:: TASK OBJECTIVE ::
In the records that follow, show each line where the word "background" is present.

# # # # # # #

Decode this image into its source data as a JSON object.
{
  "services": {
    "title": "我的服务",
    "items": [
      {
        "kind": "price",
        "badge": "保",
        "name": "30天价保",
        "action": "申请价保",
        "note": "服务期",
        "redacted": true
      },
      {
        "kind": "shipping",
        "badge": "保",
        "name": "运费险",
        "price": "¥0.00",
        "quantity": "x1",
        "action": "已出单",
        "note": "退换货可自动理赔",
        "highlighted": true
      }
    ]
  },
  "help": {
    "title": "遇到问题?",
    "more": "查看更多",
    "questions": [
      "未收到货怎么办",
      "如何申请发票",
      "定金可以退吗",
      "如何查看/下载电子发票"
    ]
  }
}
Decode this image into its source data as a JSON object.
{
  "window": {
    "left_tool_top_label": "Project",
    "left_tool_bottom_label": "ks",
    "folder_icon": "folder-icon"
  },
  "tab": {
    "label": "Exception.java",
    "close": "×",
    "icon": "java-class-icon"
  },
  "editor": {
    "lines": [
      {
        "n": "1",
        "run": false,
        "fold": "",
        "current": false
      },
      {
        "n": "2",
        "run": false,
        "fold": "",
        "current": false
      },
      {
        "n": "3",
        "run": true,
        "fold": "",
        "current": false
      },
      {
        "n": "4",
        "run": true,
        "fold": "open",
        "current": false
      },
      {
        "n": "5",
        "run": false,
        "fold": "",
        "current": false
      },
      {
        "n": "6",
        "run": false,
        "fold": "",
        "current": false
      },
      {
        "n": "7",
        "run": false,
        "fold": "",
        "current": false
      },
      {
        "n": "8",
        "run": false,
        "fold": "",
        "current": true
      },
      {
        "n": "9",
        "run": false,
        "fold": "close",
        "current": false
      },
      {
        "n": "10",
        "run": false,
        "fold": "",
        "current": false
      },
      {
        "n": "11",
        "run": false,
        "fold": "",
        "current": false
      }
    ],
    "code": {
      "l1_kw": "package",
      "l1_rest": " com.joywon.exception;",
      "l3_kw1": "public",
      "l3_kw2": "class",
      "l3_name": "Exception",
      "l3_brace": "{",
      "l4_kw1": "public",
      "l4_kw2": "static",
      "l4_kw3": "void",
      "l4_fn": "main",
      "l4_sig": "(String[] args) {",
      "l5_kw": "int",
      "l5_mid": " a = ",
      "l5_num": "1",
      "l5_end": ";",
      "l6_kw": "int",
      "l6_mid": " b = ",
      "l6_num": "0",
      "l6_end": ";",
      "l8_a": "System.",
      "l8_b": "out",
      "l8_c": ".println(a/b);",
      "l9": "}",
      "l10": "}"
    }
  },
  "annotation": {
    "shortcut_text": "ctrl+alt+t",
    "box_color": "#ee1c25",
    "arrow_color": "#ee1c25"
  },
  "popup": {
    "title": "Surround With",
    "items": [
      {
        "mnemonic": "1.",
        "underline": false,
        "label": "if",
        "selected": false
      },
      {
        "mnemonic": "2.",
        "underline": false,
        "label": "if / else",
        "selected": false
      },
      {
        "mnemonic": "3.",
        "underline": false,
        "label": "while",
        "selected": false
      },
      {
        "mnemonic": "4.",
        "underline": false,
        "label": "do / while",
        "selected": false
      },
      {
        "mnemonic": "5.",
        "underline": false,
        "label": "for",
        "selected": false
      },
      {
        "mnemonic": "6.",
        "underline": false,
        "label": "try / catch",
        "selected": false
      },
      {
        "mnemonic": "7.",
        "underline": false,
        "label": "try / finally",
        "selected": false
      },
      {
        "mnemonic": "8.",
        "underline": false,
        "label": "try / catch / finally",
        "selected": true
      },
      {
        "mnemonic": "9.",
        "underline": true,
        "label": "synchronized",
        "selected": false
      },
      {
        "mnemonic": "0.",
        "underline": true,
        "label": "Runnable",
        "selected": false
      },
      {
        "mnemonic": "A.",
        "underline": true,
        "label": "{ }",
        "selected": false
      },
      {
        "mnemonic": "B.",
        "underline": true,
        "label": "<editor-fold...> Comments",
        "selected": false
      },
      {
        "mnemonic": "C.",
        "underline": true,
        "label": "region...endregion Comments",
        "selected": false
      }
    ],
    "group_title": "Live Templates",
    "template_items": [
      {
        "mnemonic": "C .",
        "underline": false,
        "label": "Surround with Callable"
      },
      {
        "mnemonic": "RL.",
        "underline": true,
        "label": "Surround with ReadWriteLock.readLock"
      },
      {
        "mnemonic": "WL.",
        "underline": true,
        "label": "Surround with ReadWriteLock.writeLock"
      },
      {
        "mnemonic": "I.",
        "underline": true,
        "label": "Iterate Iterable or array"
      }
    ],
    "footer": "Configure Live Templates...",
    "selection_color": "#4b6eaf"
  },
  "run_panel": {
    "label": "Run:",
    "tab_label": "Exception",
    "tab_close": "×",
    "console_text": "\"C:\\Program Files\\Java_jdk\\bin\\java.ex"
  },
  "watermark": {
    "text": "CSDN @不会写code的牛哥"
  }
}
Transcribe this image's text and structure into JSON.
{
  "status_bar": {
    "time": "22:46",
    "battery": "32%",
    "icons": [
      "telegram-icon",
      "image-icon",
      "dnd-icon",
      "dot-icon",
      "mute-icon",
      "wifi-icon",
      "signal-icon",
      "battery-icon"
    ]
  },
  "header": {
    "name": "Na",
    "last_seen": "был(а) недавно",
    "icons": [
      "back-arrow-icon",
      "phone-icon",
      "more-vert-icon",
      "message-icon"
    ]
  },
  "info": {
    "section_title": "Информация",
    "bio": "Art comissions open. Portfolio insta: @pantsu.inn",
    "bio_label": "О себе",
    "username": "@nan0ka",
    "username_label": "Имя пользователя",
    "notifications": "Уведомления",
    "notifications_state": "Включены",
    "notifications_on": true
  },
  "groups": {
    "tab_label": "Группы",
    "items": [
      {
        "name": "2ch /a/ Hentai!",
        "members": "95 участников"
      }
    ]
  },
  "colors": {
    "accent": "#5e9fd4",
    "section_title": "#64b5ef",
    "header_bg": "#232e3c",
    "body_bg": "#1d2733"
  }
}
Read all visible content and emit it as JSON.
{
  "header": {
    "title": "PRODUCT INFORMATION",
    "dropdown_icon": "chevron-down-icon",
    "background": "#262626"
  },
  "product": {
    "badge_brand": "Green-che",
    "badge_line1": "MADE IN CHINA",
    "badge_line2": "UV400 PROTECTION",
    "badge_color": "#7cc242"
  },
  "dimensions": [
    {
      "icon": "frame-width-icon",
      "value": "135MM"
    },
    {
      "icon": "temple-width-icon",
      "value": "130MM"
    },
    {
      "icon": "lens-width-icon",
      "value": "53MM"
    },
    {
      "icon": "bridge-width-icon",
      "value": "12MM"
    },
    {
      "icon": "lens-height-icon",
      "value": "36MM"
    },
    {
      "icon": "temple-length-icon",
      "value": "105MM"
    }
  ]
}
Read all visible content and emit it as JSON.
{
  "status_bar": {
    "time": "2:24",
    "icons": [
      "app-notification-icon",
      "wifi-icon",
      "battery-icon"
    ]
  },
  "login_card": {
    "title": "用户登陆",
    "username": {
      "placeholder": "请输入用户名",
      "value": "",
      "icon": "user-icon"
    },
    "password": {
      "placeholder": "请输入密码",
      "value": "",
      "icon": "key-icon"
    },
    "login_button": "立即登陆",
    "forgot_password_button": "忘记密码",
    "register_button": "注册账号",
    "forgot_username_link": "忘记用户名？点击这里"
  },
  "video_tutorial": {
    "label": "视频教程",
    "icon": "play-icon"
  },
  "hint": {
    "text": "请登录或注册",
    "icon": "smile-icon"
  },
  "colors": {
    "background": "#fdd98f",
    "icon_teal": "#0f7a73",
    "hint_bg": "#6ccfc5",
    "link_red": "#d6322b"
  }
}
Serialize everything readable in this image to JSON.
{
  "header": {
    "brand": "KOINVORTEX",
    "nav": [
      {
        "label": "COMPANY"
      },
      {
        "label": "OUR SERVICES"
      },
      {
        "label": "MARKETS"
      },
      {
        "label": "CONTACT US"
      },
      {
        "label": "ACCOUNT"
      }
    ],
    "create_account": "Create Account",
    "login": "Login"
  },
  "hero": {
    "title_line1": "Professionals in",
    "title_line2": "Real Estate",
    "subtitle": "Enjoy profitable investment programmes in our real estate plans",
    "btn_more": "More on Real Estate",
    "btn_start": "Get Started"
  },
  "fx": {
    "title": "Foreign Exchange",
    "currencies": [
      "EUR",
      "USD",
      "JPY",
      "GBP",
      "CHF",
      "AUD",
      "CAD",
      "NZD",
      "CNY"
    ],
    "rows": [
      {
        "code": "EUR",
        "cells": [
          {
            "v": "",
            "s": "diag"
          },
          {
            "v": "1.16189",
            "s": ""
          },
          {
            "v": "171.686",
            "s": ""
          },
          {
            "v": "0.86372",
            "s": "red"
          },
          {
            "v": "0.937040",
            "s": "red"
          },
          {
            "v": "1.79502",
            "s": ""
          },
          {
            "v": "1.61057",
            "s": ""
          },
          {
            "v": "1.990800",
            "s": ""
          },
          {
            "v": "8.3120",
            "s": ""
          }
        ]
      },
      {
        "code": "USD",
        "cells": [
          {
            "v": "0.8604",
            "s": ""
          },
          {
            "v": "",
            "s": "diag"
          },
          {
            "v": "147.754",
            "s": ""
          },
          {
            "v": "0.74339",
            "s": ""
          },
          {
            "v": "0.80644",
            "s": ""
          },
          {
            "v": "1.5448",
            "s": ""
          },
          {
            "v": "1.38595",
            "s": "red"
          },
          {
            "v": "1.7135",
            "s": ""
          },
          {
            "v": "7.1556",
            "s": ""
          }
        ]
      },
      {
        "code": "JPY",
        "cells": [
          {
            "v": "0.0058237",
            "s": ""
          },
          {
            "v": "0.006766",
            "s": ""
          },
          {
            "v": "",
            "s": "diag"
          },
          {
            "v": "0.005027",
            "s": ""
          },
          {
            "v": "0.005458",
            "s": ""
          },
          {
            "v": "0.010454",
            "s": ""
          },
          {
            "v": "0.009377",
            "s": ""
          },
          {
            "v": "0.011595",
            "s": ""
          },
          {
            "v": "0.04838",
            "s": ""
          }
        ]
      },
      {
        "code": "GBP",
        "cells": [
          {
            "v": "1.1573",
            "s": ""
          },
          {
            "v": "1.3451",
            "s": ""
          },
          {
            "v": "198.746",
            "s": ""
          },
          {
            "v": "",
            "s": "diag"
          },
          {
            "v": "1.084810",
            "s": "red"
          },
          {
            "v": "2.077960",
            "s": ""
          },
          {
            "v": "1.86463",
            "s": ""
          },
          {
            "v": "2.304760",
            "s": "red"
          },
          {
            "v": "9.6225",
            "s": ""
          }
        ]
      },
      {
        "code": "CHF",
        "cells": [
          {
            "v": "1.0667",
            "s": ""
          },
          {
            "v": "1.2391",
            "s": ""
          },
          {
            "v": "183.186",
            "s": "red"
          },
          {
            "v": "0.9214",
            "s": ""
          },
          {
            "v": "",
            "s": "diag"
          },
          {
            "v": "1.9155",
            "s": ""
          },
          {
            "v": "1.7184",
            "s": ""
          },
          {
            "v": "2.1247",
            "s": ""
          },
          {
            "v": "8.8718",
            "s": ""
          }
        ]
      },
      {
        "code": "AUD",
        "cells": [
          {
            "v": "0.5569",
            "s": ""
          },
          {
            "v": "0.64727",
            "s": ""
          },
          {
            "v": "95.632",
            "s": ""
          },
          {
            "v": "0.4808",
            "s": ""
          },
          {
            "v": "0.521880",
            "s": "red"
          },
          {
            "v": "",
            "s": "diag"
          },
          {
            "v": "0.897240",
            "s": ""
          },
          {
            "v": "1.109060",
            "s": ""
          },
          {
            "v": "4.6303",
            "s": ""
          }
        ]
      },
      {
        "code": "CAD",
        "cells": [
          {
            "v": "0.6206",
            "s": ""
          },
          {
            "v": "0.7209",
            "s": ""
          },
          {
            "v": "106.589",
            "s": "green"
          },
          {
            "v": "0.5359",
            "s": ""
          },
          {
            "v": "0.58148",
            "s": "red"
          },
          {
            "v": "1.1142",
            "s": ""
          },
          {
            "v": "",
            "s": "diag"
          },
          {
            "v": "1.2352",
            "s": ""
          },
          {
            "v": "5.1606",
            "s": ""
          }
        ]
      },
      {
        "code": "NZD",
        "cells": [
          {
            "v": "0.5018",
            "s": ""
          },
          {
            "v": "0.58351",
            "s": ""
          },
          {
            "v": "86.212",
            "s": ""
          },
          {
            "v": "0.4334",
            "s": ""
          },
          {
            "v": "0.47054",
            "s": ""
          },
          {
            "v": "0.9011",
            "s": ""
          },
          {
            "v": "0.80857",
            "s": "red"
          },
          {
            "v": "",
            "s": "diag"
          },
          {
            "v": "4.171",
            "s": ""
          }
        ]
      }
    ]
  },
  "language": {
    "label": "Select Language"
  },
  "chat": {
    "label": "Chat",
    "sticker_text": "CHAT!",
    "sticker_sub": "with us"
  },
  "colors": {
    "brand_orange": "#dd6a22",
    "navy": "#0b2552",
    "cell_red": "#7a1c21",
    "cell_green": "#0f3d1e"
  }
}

# # # # # # #

:: REPLY ::
    "background": "#262626"
    "background": "#fdd98f",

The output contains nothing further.